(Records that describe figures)
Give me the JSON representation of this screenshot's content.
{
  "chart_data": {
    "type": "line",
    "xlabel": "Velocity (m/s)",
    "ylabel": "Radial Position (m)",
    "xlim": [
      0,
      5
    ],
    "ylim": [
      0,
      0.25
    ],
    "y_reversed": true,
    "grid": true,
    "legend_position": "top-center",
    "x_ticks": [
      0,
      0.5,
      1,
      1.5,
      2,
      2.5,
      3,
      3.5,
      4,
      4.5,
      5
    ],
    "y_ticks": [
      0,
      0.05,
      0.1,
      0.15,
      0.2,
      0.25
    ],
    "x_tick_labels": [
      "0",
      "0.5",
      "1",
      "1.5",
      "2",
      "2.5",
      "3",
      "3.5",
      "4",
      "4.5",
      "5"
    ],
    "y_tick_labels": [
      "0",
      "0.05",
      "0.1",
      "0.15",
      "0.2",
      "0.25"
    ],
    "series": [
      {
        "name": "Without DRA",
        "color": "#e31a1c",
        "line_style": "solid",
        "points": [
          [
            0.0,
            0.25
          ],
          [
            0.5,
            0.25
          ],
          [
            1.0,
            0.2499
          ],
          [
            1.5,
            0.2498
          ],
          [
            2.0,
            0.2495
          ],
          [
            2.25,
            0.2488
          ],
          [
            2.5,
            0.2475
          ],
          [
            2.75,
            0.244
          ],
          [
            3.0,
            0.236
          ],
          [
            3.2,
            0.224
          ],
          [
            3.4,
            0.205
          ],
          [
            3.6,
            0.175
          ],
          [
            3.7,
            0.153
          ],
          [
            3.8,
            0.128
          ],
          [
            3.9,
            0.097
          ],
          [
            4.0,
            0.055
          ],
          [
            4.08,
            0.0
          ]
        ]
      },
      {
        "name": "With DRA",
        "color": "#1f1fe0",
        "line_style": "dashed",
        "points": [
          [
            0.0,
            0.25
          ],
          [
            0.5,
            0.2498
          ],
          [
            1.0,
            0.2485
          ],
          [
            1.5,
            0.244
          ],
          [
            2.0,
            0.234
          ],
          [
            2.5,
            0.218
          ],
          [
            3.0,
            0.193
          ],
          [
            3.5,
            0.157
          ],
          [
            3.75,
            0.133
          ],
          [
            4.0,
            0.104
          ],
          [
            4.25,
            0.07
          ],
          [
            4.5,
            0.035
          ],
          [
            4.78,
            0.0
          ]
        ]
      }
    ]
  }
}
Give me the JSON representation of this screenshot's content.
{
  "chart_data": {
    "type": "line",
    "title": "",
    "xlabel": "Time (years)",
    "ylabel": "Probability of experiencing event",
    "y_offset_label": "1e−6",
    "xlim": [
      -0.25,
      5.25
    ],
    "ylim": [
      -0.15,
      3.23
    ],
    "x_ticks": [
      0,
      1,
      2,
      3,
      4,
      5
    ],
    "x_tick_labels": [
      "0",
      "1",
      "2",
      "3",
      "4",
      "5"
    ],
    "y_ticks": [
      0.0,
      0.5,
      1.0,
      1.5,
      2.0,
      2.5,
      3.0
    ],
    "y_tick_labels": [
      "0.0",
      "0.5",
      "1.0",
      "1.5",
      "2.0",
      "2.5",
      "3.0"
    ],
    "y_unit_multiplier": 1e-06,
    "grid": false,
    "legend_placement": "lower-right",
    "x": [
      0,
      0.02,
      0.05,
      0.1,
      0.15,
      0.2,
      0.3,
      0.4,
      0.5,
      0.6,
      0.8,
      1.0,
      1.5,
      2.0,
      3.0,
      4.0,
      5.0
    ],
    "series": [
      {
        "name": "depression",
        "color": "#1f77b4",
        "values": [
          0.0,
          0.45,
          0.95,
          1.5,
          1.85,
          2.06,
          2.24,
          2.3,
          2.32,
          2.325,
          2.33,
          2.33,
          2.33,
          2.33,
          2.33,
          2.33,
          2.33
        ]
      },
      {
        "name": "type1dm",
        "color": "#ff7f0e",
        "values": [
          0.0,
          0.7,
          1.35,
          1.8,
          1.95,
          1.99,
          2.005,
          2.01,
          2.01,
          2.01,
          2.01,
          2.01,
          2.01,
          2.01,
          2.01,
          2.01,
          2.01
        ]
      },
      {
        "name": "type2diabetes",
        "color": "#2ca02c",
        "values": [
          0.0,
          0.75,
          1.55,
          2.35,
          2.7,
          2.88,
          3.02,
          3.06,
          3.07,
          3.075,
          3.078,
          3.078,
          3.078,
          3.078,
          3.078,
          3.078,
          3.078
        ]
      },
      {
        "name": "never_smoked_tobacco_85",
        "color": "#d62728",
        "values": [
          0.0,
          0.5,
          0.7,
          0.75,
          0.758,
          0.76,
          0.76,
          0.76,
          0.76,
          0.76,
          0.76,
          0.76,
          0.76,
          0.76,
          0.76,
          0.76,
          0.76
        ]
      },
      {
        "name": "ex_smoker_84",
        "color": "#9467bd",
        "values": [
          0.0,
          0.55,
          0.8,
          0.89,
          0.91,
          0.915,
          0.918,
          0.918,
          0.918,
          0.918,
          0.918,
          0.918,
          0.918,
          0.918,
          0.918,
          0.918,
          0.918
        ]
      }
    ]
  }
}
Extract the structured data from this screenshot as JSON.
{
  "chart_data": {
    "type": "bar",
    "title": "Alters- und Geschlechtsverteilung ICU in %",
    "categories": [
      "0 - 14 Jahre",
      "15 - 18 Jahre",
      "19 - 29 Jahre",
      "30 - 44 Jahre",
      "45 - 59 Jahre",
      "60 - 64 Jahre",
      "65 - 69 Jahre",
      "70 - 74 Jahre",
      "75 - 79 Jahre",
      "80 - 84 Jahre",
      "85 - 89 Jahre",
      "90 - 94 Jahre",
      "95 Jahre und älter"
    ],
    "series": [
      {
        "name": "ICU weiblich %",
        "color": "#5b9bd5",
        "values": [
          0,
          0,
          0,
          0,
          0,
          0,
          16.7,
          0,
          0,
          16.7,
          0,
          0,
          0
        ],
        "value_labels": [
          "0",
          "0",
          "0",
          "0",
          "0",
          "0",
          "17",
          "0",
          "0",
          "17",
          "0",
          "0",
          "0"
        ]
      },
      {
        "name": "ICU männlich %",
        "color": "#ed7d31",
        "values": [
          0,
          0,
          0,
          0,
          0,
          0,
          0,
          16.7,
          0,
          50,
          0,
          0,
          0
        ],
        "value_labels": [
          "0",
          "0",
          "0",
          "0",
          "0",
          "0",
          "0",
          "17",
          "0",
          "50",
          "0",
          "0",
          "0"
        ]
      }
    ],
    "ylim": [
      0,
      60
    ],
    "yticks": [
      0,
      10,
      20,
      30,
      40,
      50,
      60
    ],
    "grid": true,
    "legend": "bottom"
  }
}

#### [TASK]
Copy the material above back out, exactly as written.

#### [WRITTEN RESPONSE]
Give me the JSON representation of this screenshot's content.
{
  "chart_data": {
    "type": "line",
    "xlabel": "Velocity (m/s)",
    "ylabel": "Radial Position (m)",
    "xlim": [
      0,
      5
    ],
    "ylim": [
      0,
      0.25
    ],
    "y_reversed": true,
    "grid": true,
    "legend_position": "top-center",
    "x_ticks": [
      0,
      0.5,
      1,
      1.5,
      2,
      2.5,
      3,
      3.5,
      4,
      4.5,
      5
    ],
    "y_ticks": [
      0,
      0.05,
      0.1,
      0.15,
      0.2,
      0.25
    ],
    "x_tick_labels": [
      "0",
      "0.5",
      "1",
      "1.5",
      "2",
      "2.5",
      "3",
      "3.5",
      "4",
      "4.5",
      "5"
    ],
    "y_tick_labels": [
      "0",
      "0.05",
      "0.1",
      "0.15",
      "0.2",
      "0.25"
    ],
    "series": [
      {
        "name": "Without DRA",
        "color": "#e31a1c",
        "line_style": "solid",
        "points": [
          [
            0.0,
            0.25
          ],
          [
            0.5,
            0.25
          ],
          [
            1.0,
            0.2499
          ],
          [
            1.5,
            0.2498
          ],
          [
            2.0,
            0.2495
          ],
          [
            2.25,
            0.2488
          ],
          [
            2.5,
            0.2475
          ],
          [
            2.75,
            0.244
          ],
          [
            3.0,
            0.236
          ],
          [
            3.2,
            0.224
          ],
          [
            3.4,
            0.205
          ],
          [
            3.6,
            0.175
          ],
          [
            3.7,
            0.153
          ],
          [
            3.8,
            0.128
          ],
          [
            3.9,
            0.097
          ],
          [
            4.0,
            0.055
          ],
          [
            4.08,
            0.0
          ]
        ]
      },
      {
        "name": "With DRA",
        "color": "#1f1fe0",
        "line_style": "dashed",
        "points": [
          [
            0.0,
            0.25
          ],
          [
            0.5,
            0.2498
          ],
          [
            1.0,
            0.2485
          ],
          [
            1.5,
            0.244
          ],
          [
            2.0,
            0.234
          ],
          [
            2.5,
            0.218
          ],
          [
            3.0,
            0.193
          ],
          [
            3.5,
            0.157
          ],
          [
            3.75,
            0.133
          ],
          [
            4.0,
            0.104
          ],
          [
            4.25,
            0.07
          ],
          [
            4.5,
            0.035
          ],
          [
            4.78,
            0.0
          ]
        ]
      }
    ]
  }
}
Give me the JSON representation of this screenshot's content.
{
  "chart_data": {
    "type": "line",
    "title": "",
    "xlabel": "Time (years)",
    "ylabel": "Probability of experiencing event",
    "y_offset_label": "1e−6",
    "xlim": [
      -0.25,
      5.25
    ],
    "ylim": [
      -0.15,
      3.23
    ],
    "x_ticks": [
      0,
      1,
      2,
      3,
      4,
      5
    ],
    "x_tick_labels": [
      "0",
      "1",
      "2",
      "3",
      "4",
      "5"
    ],
    "y_ticks": [
      0.0,
      0.5,
      1.0,
      1.5,
      2.0,
      2.5,
      3.0
    ],
    "y_tick_labels": [
      "0.0",
      "0.5",
      "1.0",
      "1.5",
      "2.0",
      "2.5",
      "3.0"
    ],
    "y_unit_multiplier": 1e-06,
    "grid": false,
    "legend_placement": "lower-right",
    "x": [
      0,
      0.02,
      0.05,
      0.1,
      0.15,
      0.2,
      0.3,
      0.4,
      0.5,
      0.6,
      0.8,
      1.0,
      1.5,
      2.0,
      3.0,
      4.0,
      5.0
    ],
    "series": [
      {
        "name": "depression",
        "color": "#1f77b4",
        "values": [
          0.0,
          0.45,
          0.95,
          1.5,
          1.85,
          2.06,
          2.24,
          2.3,
          2.32,
          2.325,
          2.33,
          2.33,
          2.33,
          2.33,
          2.33,
          2.33,
          2.33
        ]
      },
      {
        "name": "type1dm",
        "color": "#ff7f0e",
        "values": [
          0.0,
          0.7,
          1.35,
          1.8,
          1.95,
          1.99,
          2.005,
          2.01,
          2.01,
          2.01,
          2.01,
          2.01,
          2.01,
          2.01,
          2.01,
          2.01,
          2.01
        ]
      },
      {
        "name": "type2diabetes",
        "color": "#2ca02c",
        "values": [
          0.0,
          0.75,
          1.55,
          2.35,
          2.7,
          2.88,
          3.02,
          3.06,
          3.07,
          3.075,
          3.078,
          3.078,
          3.078,
          3.078,
          3.078,
          3.078,
          3.078
        ]
      },
      {
        "name": "never_smoked_tobacco_85",
        "color": "#d62728",
        "values": [
          0.0,
          0.5,
          0.7,
          0.75,
          0.758,
          0.76,
          0.76,
          0.76,
          0.76,
          0.76,
          0.76,
          0.76,
          0.76,
          0.76,
          0.76,
          0.76,
          0.76
        ]
      },
      {
        "name": "ex_smoker_84",
        "color": "#9467bd",
        "values": [
          0.0,
          0.55,
          0.8,
          0.89,
          0.91,
          0.915,
          0.918,
          0.918,
          0.918,
          0.918,
          0.918,
          0.918,
          0.918,
          0.918,
          0.918,
          0.918,
          0.918
        ]
      }
    ]
  }
}
Extract the structured data from this screenshot as JSON.
{
  "chart_data": {
    "type": "bar",
    "title": "Alters- und Geschlechtsverteilung ICU in %",
    "categories": [
      "0 - 14 Jahre",
      "15 - 18 Jahre",
      "19 - 29 Jahre",
      "30 - 44 Jahre",
      "45 - 59 Jahre",
      "60 - 64 Jahre",
      "65 - 69 Jahre",
      "70 - 74 Jahre",
      "75 - 79 Jahre",
      "80 - 84 Jahre",
      "85 - 89 Jahre",
      "90 - 94 Jahre",
      "95 Jahre und älter"
    ],
    "series": [
      {
        "name": "ICU weiblich %",
        "color": "#5b9bd5",
        "values": [
          0,
          0,
          0,
          0,
          0,
          0,
          16.7,
          0,
          0,
          16.7,
          0,
          0,
          0
        ],
        "value_labels": [
          "0",
          "0",
          "0",
          "0",
          "0",
          "0",
          "17",
          "0",
          "0",
          "17",
          "0",
          "0",
          "0"
        ]
      },
      {
        "name": "ICU männlich %",
        "color": "#ed7d31",
        "values": [
          0,
          0,
          0,
          0,
          0,
          0,
          0,
          16.7,
          0,
          50,
          0,
          0,
          0
        ],
        "value_labels": [
          "0",
          "0",
          "0",
          "0",
          "0",
          "0",
          "0",
          "17",
          "0",
          "50",
          "0",
          "0",
          "0"
        ]
      }
    ],
    "ylim": [
      0,
      60
    ],
    "yticks": [
      0,
      10,
      20,
      30,
      40,
      50,
      60
    ],
    "grid": true,
    "legend": "bottom"
  }
}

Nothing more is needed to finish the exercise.